Dataset items
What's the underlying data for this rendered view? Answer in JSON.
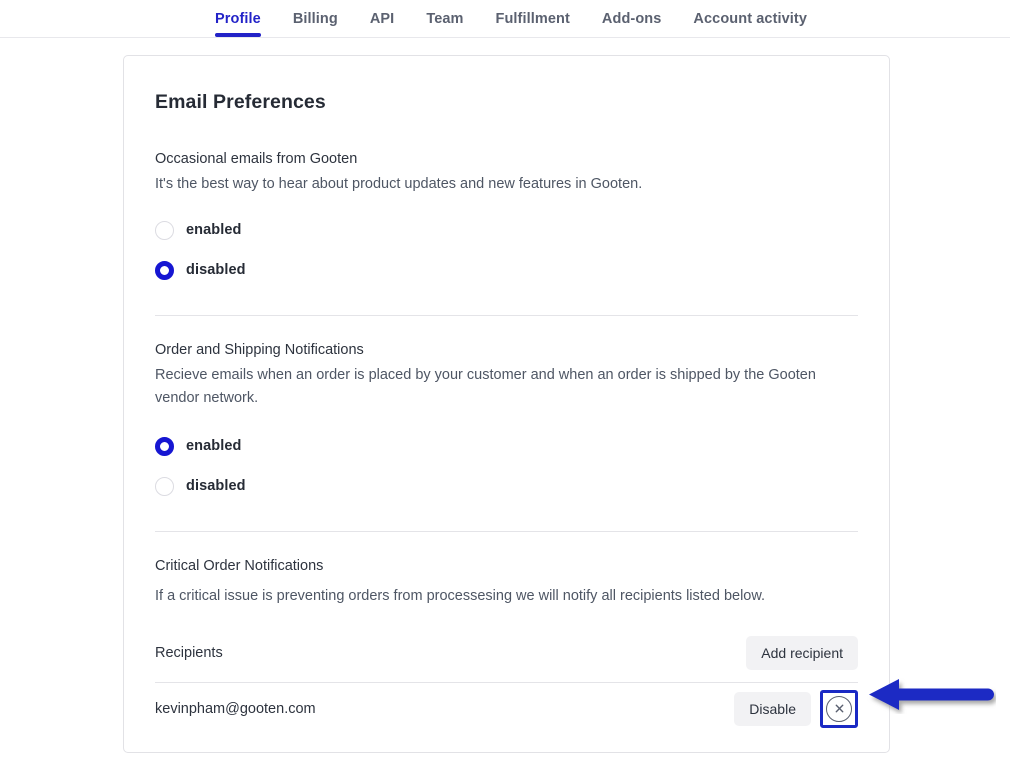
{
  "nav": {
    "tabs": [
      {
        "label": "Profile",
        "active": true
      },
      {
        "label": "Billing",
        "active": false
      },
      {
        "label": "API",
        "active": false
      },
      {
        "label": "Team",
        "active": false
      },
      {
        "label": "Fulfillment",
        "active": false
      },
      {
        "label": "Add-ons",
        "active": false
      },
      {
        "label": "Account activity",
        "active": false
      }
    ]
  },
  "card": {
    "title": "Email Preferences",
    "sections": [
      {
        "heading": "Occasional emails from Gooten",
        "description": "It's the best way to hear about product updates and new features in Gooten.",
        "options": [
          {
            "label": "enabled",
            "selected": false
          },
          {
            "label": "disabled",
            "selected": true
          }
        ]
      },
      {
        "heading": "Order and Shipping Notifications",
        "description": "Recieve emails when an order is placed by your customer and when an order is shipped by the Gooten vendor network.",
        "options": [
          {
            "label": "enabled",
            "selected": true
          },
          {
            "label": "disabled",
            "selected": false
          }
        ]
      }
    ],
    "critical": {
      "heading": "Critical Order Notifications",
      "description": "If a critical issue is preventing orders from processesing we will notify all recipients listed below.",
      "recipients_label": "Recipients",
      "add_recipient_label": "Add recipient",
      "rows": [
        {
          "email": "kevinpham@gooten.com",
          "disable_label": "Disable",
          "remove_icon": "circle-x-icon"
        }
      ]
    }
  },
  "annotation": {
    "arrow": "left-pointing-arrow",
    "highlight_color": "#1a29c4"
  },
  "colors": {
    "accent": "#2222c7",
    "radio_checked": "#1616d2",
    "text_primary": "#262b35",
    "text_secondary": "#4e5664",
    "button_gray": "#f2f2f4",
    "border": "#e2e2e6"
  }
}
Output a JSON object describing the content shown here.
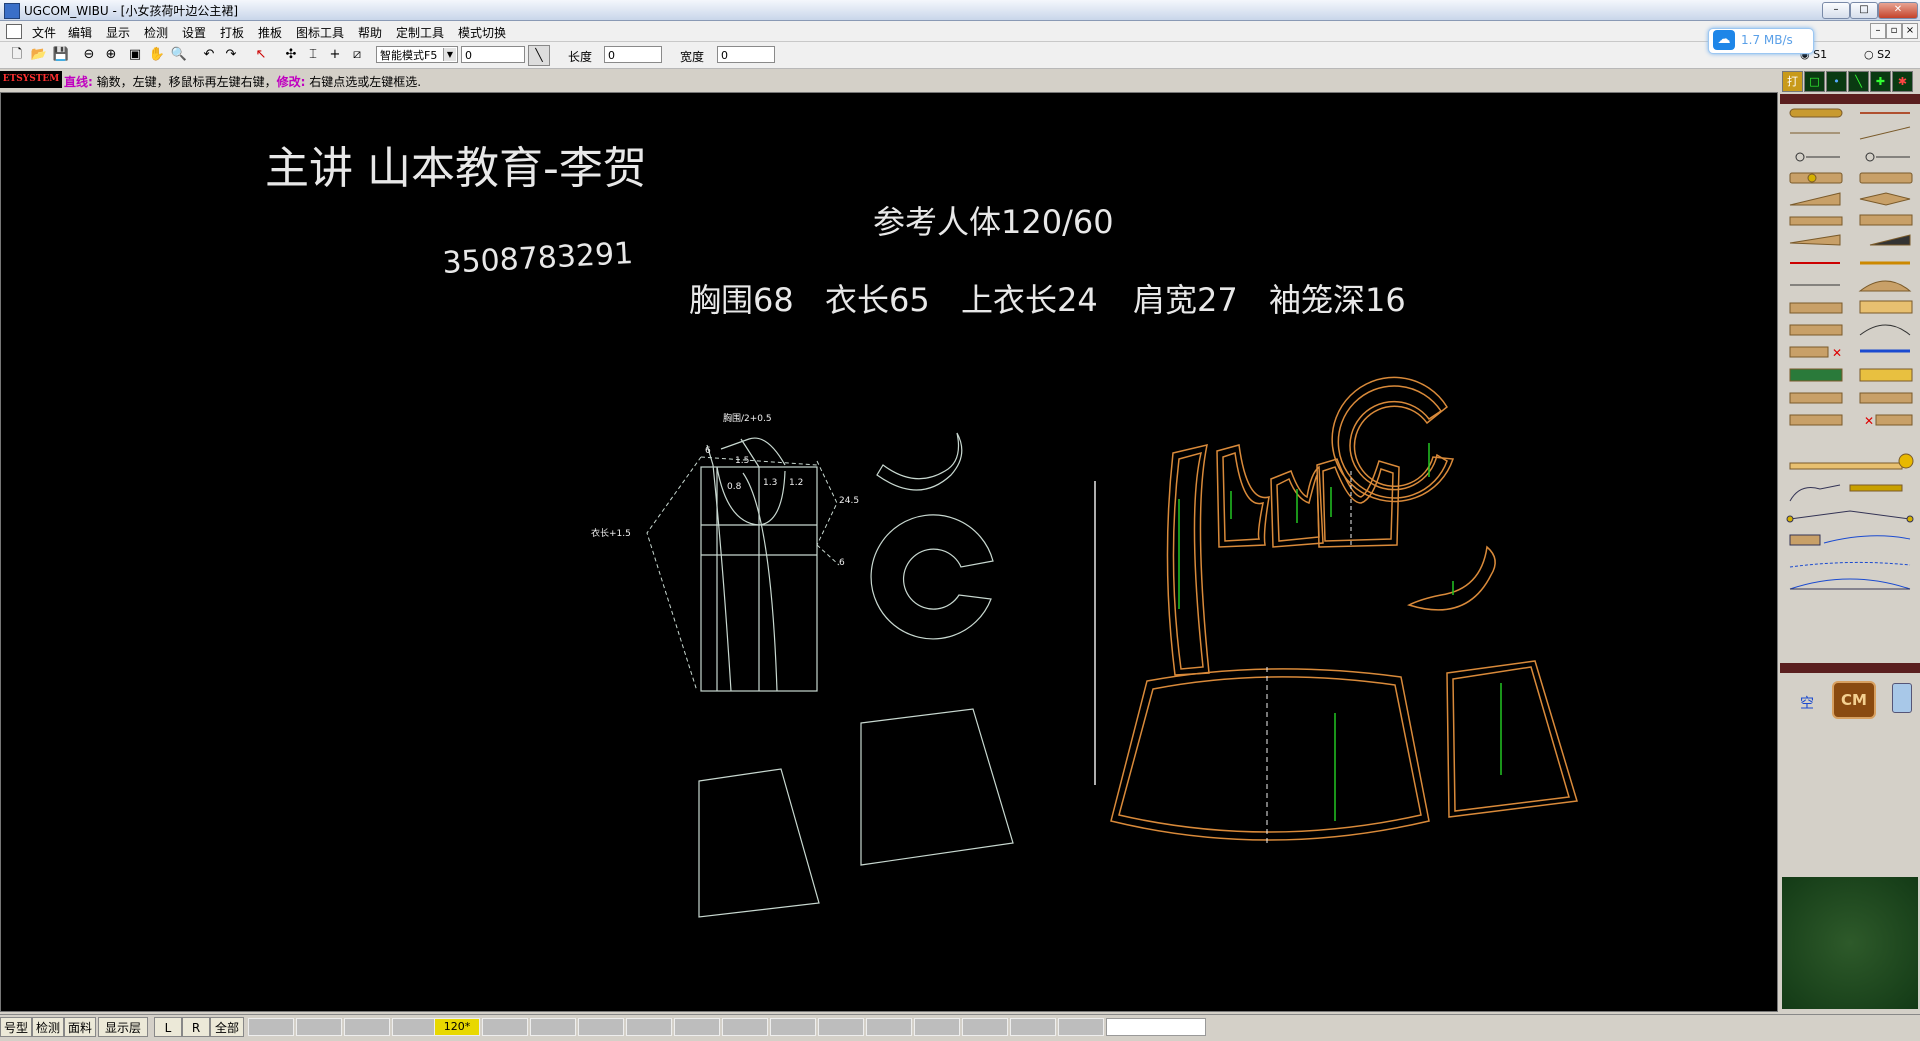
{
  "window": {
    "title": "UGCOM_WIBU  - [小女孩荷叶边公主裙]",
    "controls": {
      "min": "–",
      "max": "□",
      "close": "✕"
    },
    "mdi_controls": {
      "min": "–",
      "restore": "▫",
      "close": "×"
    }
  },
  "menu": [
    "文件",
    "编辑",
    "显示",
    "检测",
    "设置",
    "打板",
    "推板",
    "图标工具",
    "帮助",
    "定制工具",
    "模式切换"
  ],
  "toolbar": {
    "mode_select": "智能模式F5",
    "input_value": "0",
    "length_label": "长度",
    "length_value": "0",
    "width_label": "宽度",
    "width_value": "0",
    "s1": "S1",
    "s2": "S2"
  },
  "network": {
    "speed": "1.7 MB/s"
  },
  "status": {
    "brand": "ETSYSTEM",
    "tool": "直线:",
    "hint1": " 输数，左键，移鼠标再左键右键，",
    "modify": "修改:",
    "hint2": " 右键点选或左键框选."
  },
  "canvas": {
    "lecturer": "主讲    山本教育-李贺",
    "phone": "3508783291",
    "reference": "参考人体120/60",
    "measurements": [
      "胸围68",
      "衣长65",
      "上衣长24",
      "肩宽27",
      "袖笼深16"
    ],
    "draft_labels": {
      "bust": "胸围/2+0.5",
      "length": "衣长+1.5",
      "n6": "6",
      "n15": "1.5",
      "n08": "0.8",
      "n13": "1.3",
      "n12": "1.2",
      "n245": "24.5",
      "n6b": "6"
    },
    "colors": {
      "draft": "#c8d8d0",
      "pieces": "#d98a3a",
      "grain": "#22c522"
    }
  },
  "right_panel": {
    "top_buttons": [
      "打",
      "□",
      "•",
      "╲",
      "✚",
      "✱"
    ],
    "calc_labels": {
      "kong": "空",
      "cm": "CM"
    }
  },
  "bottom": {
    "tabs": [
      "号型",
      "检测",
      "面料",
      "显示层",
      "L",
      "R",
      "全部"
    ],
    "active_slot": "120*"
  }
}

◆ Your instructions: Write out, please, the lines of the listing above from the one with "Output a JSON" through the very last, exactly as given and with no pictures.

◆ Solution to the problem:
Output a JSON object describing the content shown here.
{
  "window": {
    "title": "UGCOM_WIBU  - [小女孩荷叶边公主裙]",
    "controls": {
      "min": "–",
      "max": "□",
      "close": "✕"
    },
    "mdi_controls": {
      "min": "–",
      "restore": "▫",
      "close": "×"
    }
  },
  "menu": [
    "文件",
    "编辑",
    "显示",
    "检测",
    "设置",
    "打板",
    "推板",
    "图标工具",
    "帮助",
    "定制工具",
    "模式切换"
  ],
  "toolbar": {
    "mode_select": "智能模式F5",
    "input_value": "0",
    "length_label": "长度",
    "length_value": "0",
    "width_label": "宽度",
    "width_value": "0",
    "s1": "S1",
    "s2": "S2"
  },
  "network": {
    "speed": "1.7 MB/s"
  },
  "status": {
    "brand": "ETSYSTEM",
    "tool": "直线:",
    "hint1": " 输数，左键，移鼠标再左键右键，",
    "modify": "修改:",
    "hint2": " 右键点选或左键框选."
  },
  "canvas": {
    "lecturer": "主讲    山本教育-李贺",
    "phone": "3508783291",
    "reference": "参考人体120/60",
    "measurements": [
      "胸围68",
      "衣长65",
      "上衣长24",
      "肩宽27",
      "袖笼深16"
    ],
    "draft_labels": {
      "bust": "胸围/2+0.5",
      "length": "衣长+1.5",
      "n6": "6",
      "n15": "1.5",
      "n08": "0.8",
      "n13": "1.3",
      "n12": "1.2",
      "n245": "24.5",
      "n6b": "6"
    },
    "colors": {
      "draft": "#c8d8d0",
      "pieces": "#d98a3a",
      "grain": "#22c522"
    }
  },
  "right_panel": {
    "top_buttons": [
      "打",
      "□",
      "•",
      "╲",
      "✚",
      "✱"
    ],
    "calc_labels": {
      "kong": "空",
      "cm": "CM"
    }
  },
  "bottom": {
    "tabs": [
      "号型",
      "检测",
      "面料",
      "显示层",
      "L",
      "R",
      "全部"
    ],
    "active_slot": "120*"
  }
}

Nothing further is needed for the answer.